— BEGIN Data to use —
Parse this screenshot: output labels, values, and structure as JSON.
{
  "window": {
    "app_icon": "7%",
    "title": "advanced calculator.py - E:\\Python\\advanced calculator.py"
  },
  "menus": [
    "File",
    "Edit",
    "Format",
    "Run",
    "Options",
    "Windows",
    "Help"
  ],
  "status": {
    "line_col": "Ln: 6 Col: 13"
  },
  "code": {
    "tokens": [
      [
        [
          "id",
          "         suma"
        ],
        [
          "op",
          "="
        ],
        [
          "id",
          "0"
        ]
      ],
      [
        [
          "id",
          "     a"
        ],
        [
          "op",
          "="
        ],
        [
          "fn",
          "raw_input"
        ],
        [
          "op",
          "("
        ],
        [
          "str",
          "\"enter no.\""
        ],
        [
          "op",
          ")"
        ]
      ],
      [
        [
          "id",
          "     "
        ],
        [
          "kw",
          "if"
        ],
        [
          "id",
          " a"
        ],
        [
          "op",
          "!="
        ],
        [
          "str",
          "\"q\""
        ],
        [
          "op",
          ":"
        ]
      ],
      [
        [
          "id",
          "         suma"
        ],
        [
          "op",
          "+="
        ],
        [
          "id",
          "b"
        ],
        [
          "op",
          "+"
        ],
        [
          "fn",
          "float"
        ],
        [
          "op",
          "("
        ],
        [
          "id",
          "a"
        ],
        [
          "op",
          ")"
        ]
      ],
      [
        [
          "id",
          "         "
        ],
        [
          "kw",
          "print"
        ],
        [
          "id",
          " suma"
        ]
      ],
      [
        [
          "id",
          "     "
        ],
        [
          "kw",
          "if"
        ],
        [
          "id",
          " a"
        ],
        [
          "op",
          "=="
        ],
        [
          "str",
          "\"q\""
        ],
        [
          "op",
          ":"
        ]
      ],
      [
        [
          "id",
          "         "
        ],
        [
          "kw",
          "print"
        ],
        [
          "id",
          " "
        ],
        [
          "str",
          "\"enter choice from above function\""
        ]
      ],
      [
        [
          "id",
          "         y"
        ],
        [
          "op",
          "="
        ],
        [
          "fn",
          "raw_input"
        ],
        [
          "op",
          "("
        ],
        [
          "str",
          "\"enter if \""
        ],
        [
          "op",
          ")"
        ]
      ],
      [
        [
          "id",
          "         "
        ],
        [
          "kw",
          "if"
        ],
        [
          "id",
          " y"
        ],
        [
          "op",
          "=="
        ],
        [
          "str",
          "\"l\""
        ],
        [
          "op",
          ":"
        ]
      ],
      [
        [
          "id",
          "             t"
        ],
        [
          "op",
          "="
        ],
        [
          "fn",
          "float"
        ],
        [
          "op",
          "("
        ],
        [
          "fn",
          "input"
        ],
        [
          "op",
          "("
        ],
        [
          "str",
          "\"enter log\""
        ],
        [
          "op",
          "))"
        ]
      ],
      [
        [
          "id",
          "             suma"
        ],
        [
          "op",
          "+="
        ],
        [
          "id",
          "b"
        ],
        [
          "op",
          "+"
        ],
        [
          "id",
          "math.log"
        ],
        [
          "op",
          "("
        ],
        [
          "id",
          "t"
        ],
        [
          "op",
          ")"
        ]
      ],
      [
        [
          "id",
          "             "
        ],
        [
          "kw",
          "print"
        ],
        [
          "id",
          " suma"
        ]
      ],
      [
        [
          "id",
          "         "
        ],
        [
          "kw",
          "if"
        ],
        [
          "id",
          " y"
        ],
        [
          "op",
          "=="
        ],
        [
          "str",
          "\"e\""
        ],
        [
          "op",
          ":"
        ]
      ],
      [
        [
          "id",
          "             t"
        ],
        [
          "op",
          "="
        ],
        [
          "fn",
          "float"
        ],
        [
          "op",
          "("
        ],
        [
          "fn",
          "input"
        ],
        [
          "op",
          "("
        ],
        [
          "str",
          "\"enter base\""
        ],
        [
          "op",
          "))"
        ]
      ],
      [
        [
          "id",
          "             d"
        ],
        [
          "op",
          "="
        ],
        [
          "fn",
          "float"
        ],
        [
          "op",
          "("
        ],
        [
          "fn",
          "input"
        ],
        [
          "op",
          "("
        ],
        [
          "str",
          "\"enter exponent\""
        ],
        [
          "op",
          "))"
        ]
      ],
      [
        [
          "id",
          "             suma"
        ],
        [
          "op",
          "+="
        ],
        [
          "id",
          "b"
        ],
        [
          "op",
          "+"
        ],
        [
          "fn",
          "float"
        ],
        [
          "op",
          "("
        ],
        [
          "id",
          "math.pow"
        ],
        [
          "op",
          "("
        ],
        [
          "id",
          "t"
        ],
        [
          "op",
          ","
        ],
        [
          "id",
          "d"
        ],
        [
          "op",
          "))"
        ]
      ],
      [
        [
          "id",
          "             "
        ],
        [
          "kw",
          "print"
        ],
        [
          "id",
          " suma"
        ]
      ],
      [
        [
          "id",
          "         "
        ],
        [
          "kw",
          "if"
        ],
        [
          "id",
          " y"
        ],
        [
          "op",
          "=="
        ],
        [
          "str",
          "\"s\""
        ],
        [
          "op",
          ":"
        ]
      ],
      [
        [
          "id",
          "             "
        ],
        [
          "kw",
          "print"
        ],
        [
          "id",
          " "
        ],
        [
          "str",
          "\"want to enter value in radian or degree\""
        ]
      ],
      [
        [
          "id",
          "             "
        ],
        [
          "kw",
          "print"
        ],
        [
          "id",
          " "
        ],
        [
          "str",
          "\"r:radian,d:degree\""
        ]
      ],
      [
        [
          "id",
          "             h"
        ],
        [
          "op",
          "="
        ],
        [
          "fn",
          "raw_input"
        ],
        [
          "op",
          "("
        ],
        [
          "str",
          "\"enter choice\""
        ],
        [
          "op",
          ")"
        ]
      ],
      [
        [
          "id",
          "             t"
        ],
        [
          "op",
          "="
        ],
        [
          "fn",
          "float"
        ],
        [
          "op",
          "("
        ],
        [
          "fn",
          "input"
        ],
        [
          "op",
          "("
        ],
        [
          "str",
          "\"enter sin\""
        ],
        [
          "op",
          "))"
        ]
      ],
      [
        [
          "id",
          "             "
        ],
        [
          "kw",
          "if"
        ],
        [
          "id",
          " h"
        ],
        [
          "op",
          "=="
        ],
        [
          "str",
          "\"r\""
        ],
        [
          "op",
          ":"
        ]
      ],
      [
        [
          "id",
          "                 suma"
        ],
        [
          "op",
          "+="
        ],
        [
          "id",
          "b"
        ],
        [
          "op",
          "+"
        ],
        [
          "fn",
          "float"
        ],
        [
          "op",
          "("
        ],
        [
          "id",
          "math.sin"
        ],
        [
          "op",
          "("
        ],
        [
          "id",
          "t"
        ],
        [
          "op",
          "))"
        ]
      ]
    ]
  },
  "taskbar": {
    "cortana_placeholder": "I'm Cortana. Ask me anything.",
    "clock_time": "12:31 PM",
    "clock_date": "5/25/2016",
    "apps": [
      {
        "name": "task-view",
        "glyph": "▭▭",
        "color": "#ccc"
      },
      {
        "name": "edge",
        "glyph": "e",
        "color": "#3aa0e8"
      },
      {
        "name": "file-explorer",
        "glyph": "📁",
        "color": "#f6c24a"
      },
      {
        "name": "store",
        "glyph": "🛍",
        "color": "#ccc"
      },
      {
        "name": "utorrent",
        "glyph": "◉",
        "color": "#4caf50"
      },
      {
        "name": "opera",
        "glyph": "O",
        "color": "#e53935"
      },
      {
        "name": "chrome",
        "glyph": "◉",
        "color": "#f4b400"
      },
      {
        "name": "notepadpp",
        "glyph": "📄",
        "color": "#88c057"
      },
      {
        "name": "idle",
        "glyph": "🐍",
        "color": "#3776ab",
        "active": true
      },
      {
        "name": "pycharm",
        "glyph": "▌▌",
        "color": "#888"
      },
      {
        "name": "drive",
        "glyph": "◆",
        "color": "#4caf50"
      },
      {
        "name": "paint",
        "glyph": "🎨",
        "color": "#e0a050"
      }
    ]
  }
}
— END Data to use —
Pick out the lines containing the word "name" and show them.

        "name": "task-view",
        "name": "edge",
        "name": "file-explorer",
        "name": "store",
        "name": "utorrent",
        "name": "opera",
        "name": "chrome",
        "name": "notepadpp",
        "name": "idle",
        "name": "pycharm",
        "name": "drive",
        "name": "paint",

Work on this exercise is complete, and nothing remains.